What to do →
Transcribe all the records exactly and omit any images they hold.
[Start of Data entries]
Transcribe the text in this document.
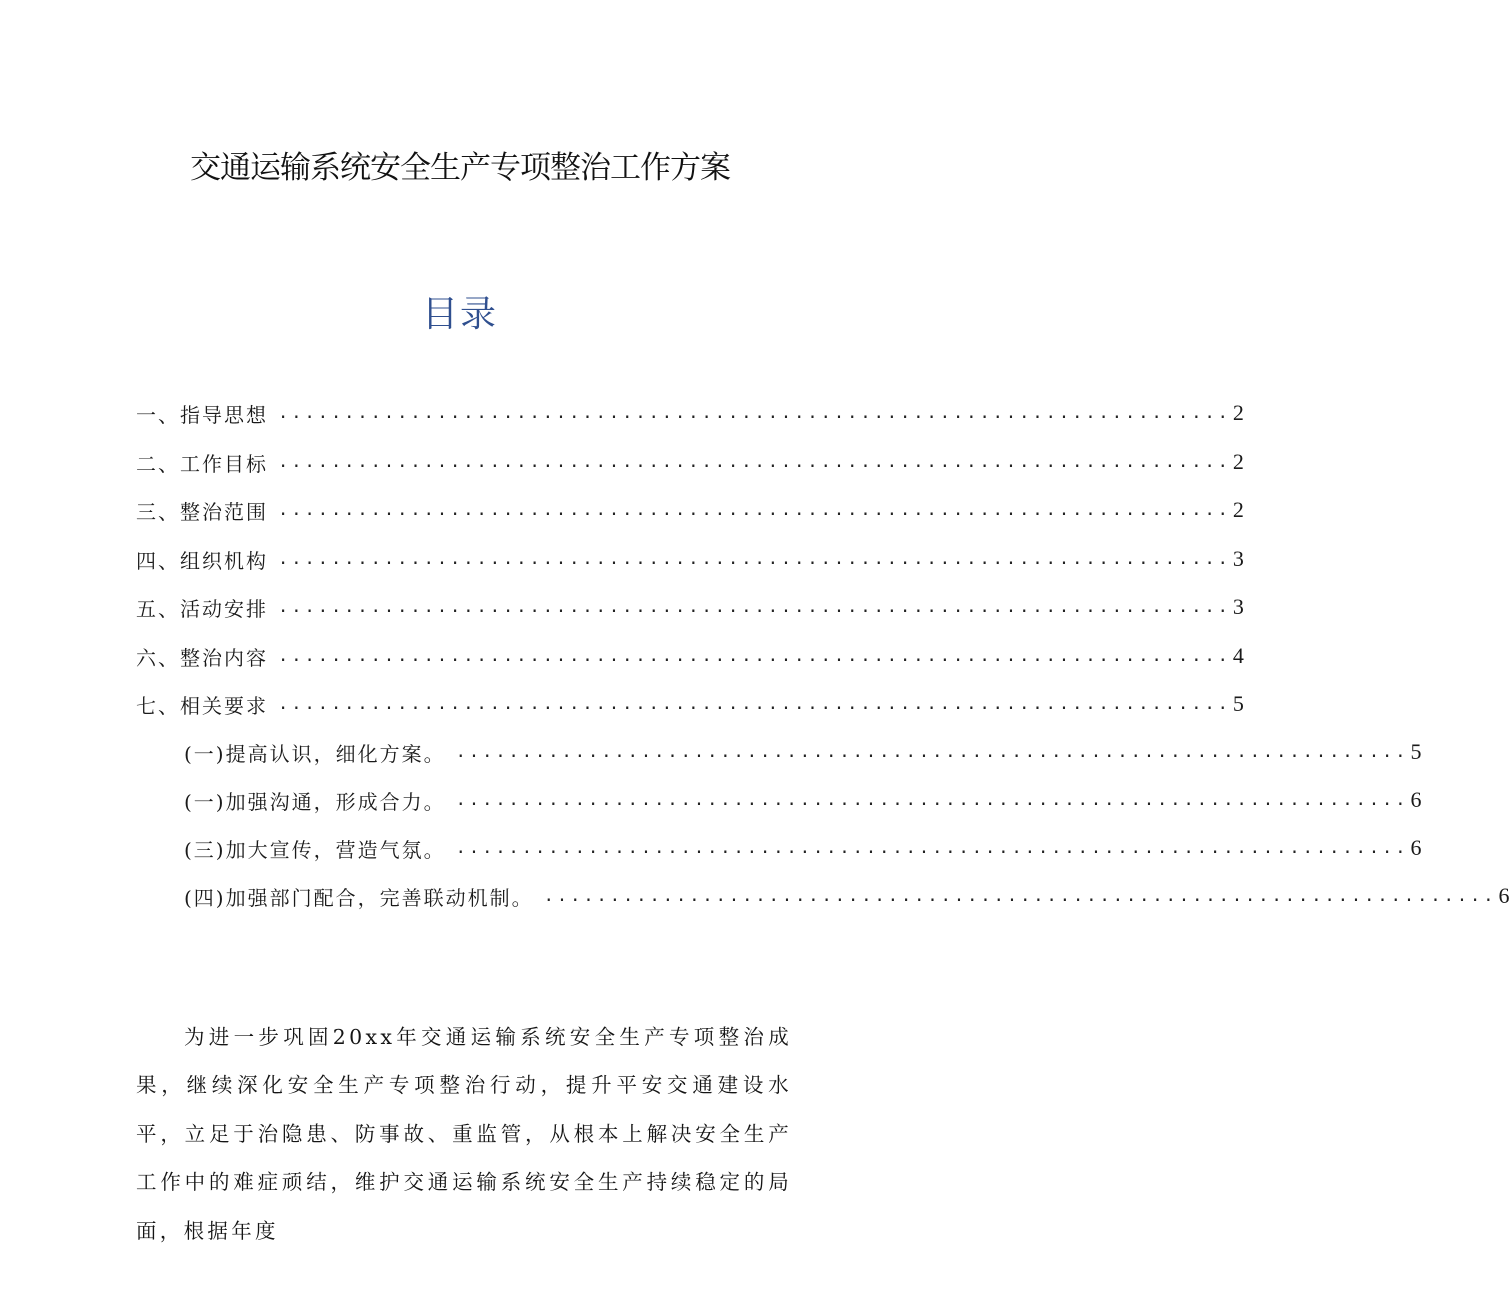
交通运输系统安全生产专项整治工作方案
目录
一、指导思想 ........................................................................ 2
二、工作目标 ........................................................................ 2
三、整治范围 ........................................................................ 2
四、组织机构 ........................................................................ 3
五、活动安排 ........................................................................ 3
六、整治内容 ........................................................................ 4
七、相关要求 ........................................................................ 5
(一)提高认识，细化方案。 ........................................................................ 5
(一)加强沟通，形成合力。 ........................................................................ 6
(三)加大宣传，营造气氛。 ........................................................................ 6
(四)加强部门配合，完善联动机制。 ........................................................................ 6

为进一步巩固20xx年交通运输系统安全生产专项整治成果，继续深化安全生产专项整治行动，提升平安交通建设水平，立足于治隐患、防事故、重监管，从根本上解决安全生产工作中的难症顽结，维护交通运输系统安全生产持续稳定的局面，根据年度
[End of Data entries]
Result of the task →
Transcribe the text in this document.
交通运输系统安全生产专项整治工作方案
目录
一、指导思想 ........................................................................ 2
二、工作目标 ........................................................................ 2
三、整治范围 ........................................................................ 2
四、组织机构 ........................................................................ 3
五、活动安排 ........................................................................ 3
六、整治内容 ........................................................................ 4
七、相关要求 ........................................................................ 5
(一)提高认识，细化方案。 ........................................................................ 5
(一)加强沟通，形成合力。 ........................................................................ 6
(三)加大宣传，营造气氛。 ........................................................................ 6
(四)加强部门配合，完善联动机制。 ........................................................................ 6

为进一步巩固20xx年交通运输系统安全生产专项整治成果，继续深化安全生产专项整治行动，提升平安交通建设水平，立足于治隐患、防事故、重监管，从根本上解决安全生产工作中的难症顽结，维护交通运输系统安全生产持续稳定的局面，根据年度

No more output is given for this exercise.